>> begin AVAILABLE RECORDS

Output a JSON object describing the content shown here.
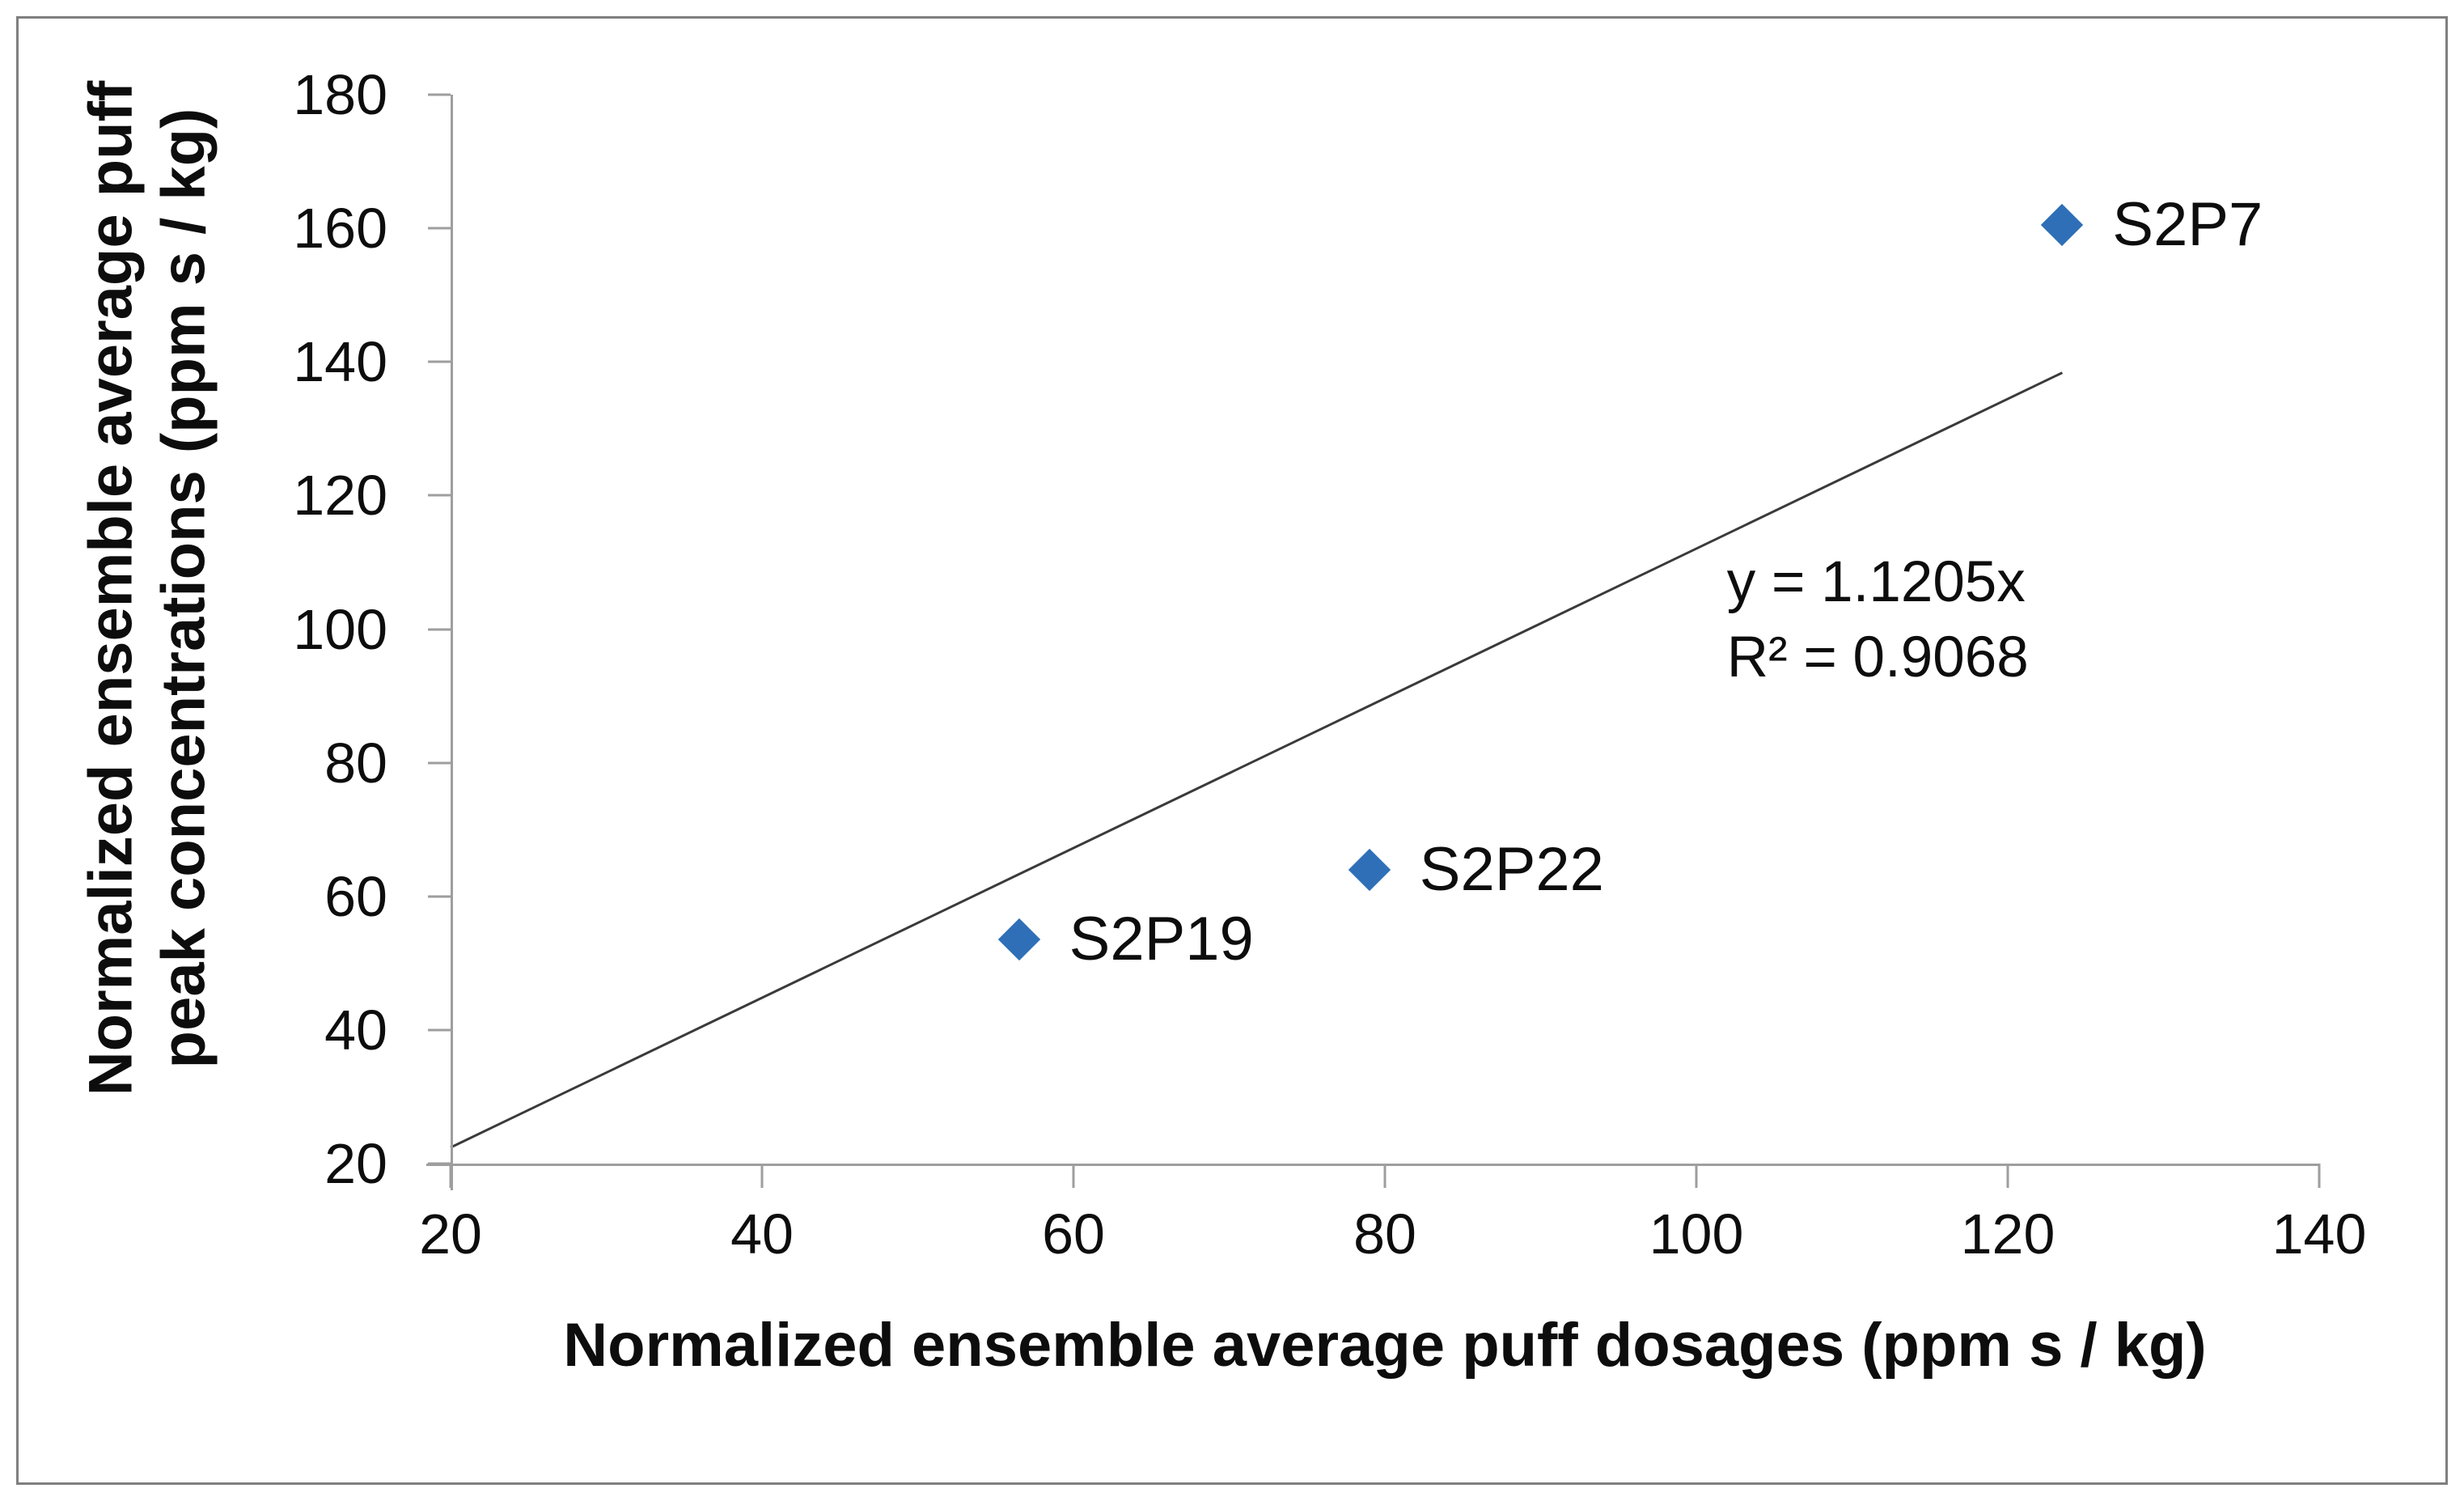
{
  "figure": {
    "background_color": "#ffffff",
    "border_color": "#7f7f7f"
  },
  "chart_data": {
    "type": "scatter",
    "title": "",
    "xlabel": "Normalized ensemble average puff dosages (ppm s / kg)",
    "ylabel": "Normalized ensemble average puff peak concentrations (ppm s / kg)",
    "ylabel_lines": [
      "Normalized ensemble average puff",
      "peak concentrations (ppm s / kg)"
    ],
    "xlim": [
      20,
      140
    ],
    "ylim": [
      20,
      180
    ],
    "x_ticks": [
      20,
      40,
      60,
      80,
      100,
      120,
      140
    ],
    "y_ticks": [
      20,
      40,
      60,
      80,
      100,
      120,
      140,
      160,
      180
    ],
    "grid": false,
    "legend_position": "none",
    "marker_style": "diamond",
    "marker_color": "#2e6fb7",
    "trendline_color": "#3a3a3a",
    "axis_color": "#9e9e9e",
    "points": [
      {
        "label": "S2P19",
        "x": 56.5,
        "y": 53.5
      },
      {
        "label": "S2P22",
        "x": 79,
        "y": 64
      },
      {
        "label": "S2P7",
        "x": 123.5,
        "y": 160.5
      }
    ],
    "trendline": {
      "equation": "y = 1.1205x",
      "r_squared": "R² = 0.9068",
      "slope": 1.1205,
      "x_start": 20,
      "x_end": 123.5
    }
  }
}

>> end AVAILABLE RECORDS

EXERCISE TASK:
Show each line of the data that contains the string "concentrations".

THE COMPLETED TASK:
    "ylabel": "Normalized ensemble average puff peak concentrations (ppm s / kg)",
      "peak concentrations (ppm s / kg)"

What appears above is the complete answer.